§ REQUEST:
Could you repeat the records below exactly, leaving out any pictures?

§ MATERIAL FOR THIS TASK:
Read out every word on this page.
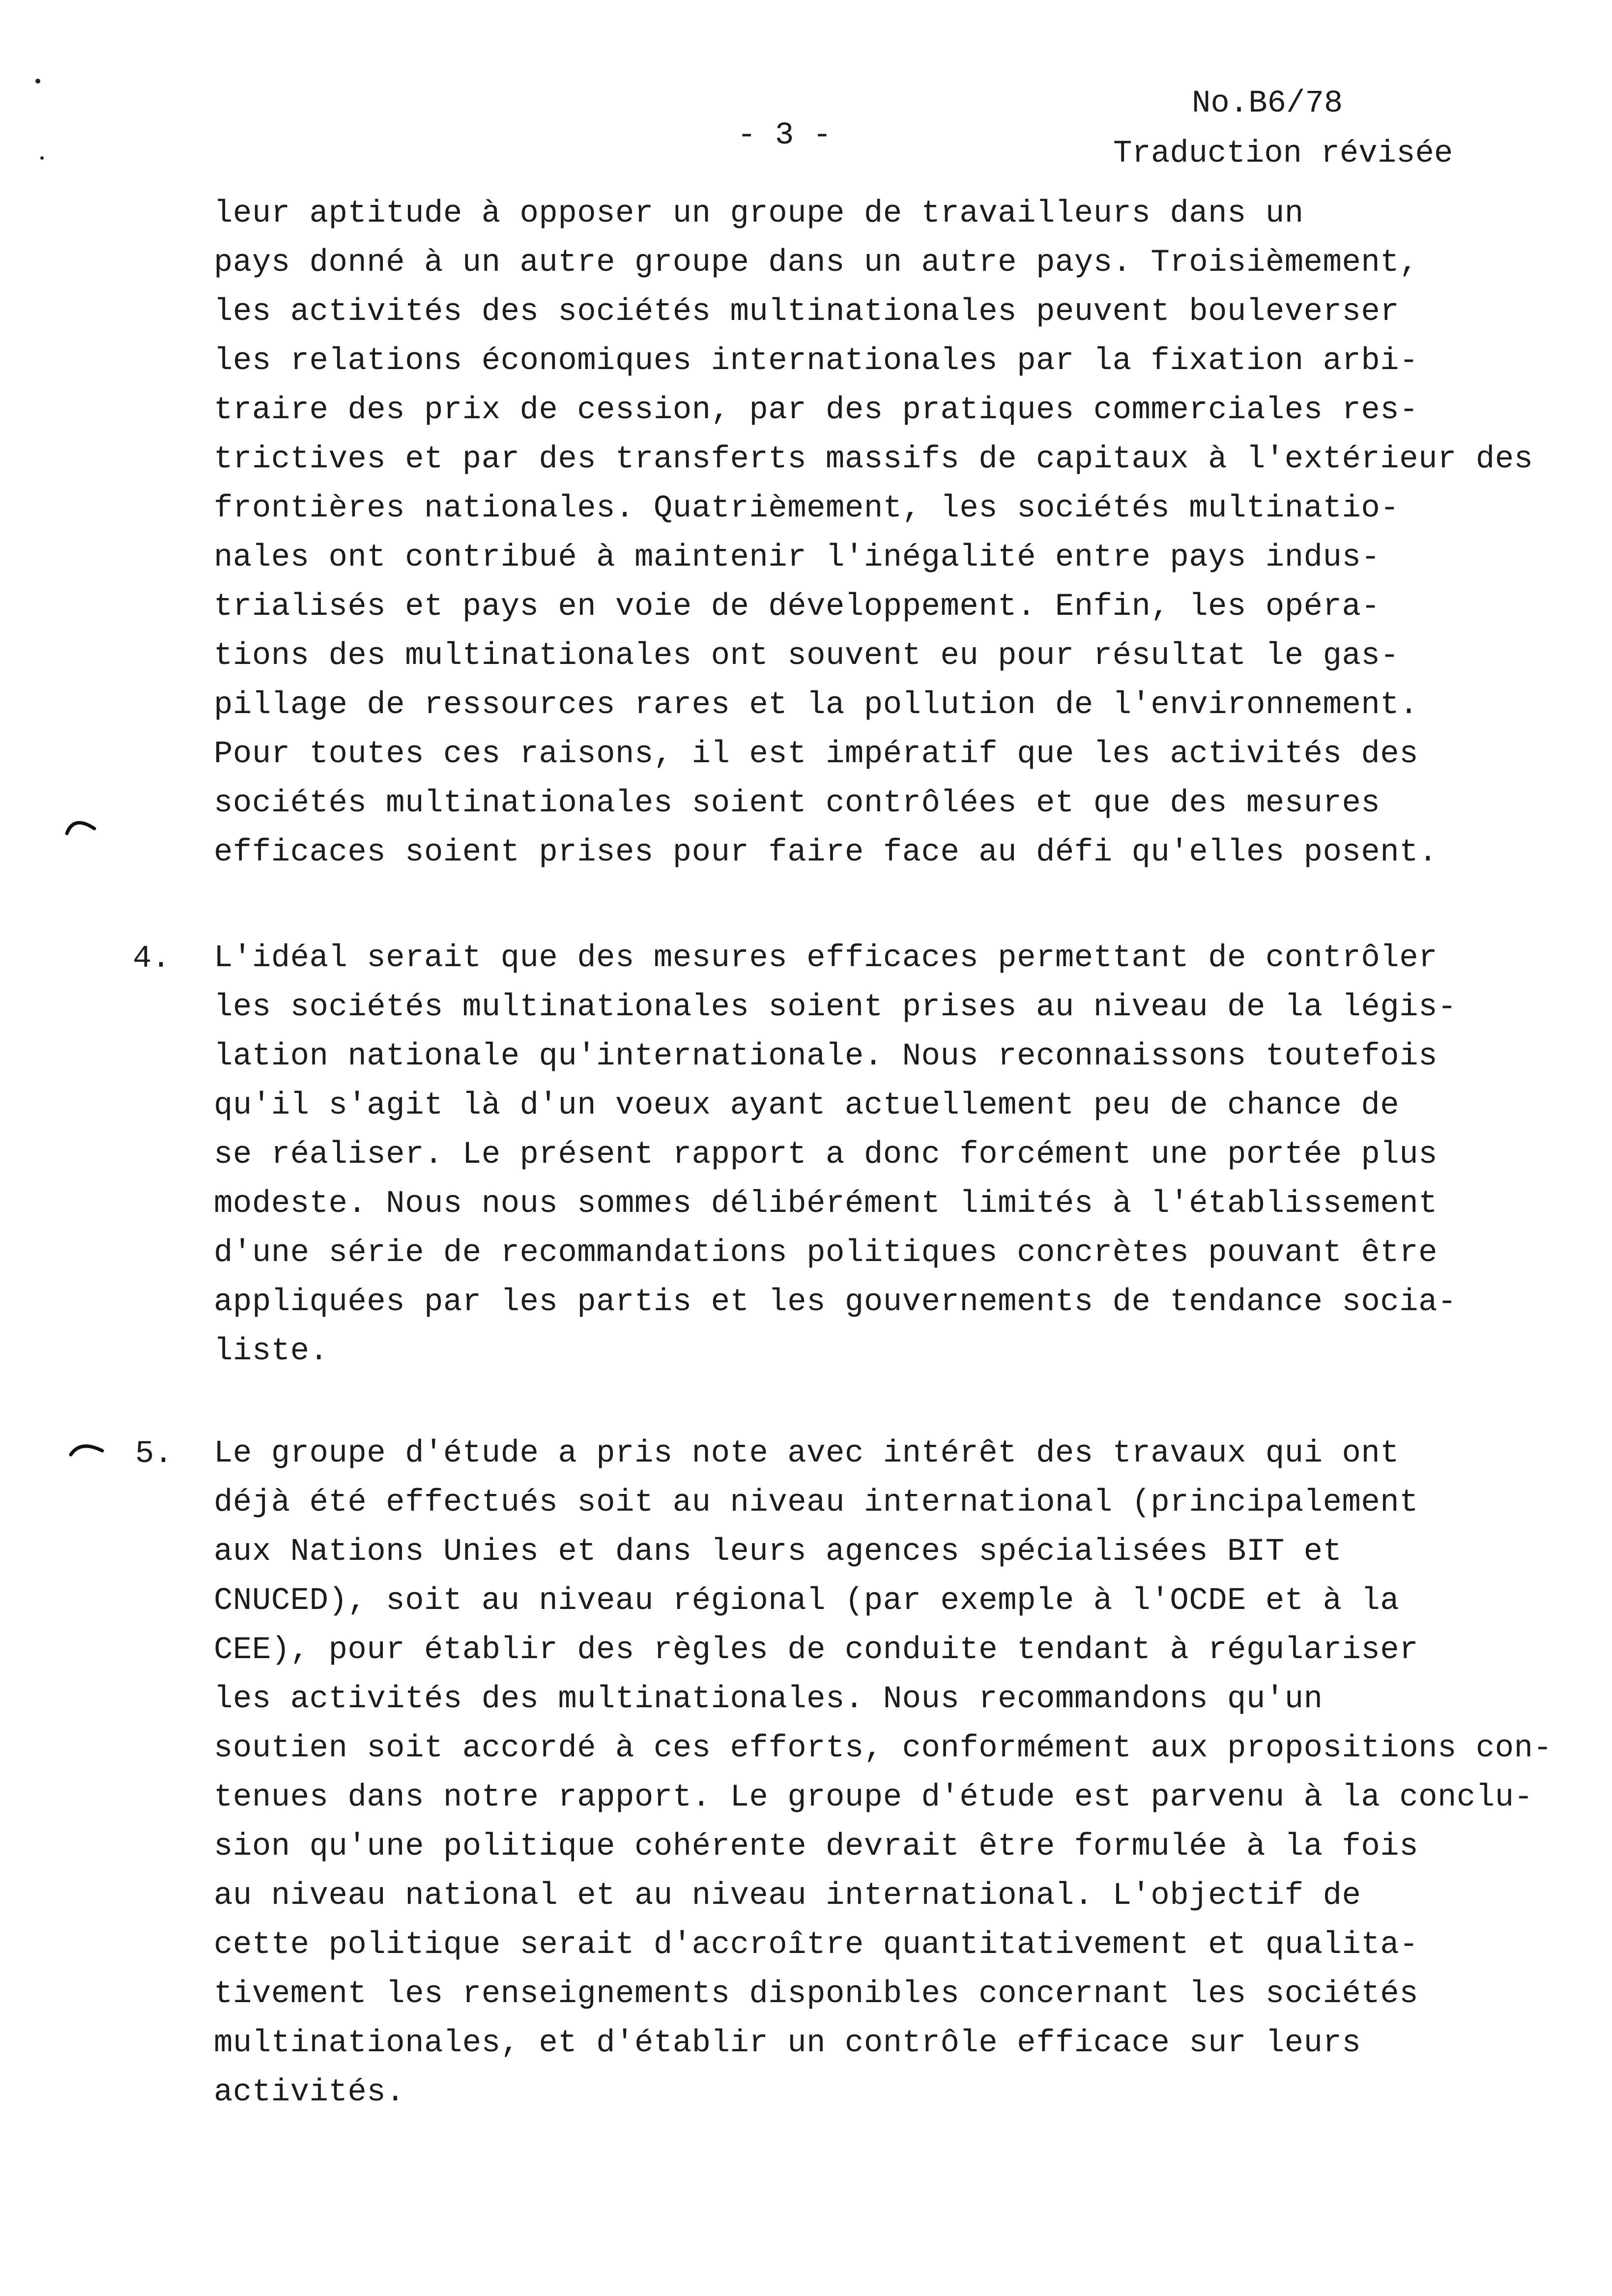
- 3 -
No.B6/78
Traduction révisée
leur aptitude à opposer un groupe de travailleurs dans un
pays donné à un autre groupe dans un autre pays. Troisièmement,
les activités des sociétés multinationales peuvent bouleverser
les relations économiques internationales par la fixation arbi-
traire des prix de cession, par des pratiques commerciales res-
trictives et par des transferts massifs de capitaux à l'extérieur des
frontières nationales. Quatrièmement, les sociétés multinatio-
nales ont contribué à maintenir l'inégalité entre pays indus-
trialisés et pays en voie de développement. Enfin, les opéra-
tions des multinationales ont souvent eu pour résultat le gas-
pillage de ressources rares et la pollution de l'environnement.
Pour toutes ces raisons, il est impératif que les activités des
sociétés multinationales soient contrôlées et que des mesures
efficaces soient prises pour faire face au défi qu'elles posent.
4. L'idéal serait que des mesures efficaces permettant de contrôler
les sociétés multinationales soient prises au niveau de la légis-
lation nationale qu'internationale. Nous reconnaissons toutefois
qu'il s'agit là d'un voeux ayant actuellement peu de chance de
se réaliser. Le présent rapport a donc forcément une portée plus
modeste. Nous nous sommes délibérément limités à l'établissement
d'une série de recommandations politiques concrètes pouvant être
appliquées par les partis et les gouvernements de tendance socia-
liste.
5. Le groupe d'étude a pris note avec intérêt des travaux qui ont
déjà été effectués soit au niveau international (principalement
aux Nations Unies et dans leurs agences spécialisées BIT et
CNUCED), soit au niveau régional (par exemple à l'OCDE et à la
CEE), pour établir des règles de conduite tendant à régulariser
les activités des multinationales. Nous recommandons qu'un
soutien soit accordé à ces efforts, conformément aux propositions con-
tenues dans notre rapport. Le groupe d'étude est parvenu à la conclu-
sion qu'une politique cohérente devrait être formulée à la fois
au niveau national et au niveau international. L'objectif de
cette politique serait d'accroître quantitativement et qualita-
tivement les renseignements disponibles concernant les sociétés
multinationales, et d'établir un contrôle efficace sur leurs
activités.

§ COMPLETED EXERCISE:
Read out every word on this page.
- 3 -
No.B6/78
Traduction révisée
leur aptitude à opposer un groupe de travailleurs dans un
pays donné à un autre groupe dans un autre pays. Troisièmement,
les activités des sociétés multinationales peuvent bouleverser
les relations économiques internationales par la fixation arbi-
traire des prix de cession, par des pratiques commerciales res-
trictives et par des transferts massifs de capitaux à l'extérieur des
frontières nationales. Quatrièmement, les sociétés multinatio-
nales ont contribué à maintenir l'inégalité entre pays indus-
trialisés et pays en voie de développement. Enfin, les opéra-
tions des multinationales ont souvent eu pour résultat le gas-
pillage de ressources rares et la pollution de l'environnement.
Pour toutes ces raisons, il est impératif que les activités des
sociétés multinationales soient contrôlées et que des mesures
efficaces soient prises pour faire face au défi qu'elles posent.
4. L'idéal serait que des mesures efficaces permettant de contrôler
les sociétés multinationales soient prises au niveau de la légis-
lation nationale qu'internationale. Nous reconnaissons toutefois
qu'il s'agit là d'un voeux ayant actuellement peu de chance de
se réaliser. Le présent rapport a donc forcément une portée plus
modeste. Nous nous sommes délibérément limités à l'établissement
d'une série de recommandations politiques concrètes pouvant être
appliquées par les partis et les gouvernements de tendance socia-
liste.
5. Le groupe d'étude a pris note avec intérêt des travaux qui ont
déjà été effectués soit au niveau international (principalement
aux Nations Unies et dans leurs agences spécialisées BIT et
CNUCED), soit au niveau régional (par exemple à l'OCDE et à la
CEE), pour établir des règles de conduite tendant à régulariser
les activités des multinationales. Nous recommandons qu'un
soutien soit accordé à ces efforts, conformément aux propositions con-
tenues dans notre rapport. Le groupe d'étude est parvenu à la conclu-
sion qu'une politique cohérente devrait être formulée à la fois
au niveau national et au niveau international. L'objectif de
cette politique serait d'accroître quantitativement et qualita-
tivement les renseignements disponibles concernant les sociétés
multinationales, et d'établir un contrôle efficace sur leurs
activités.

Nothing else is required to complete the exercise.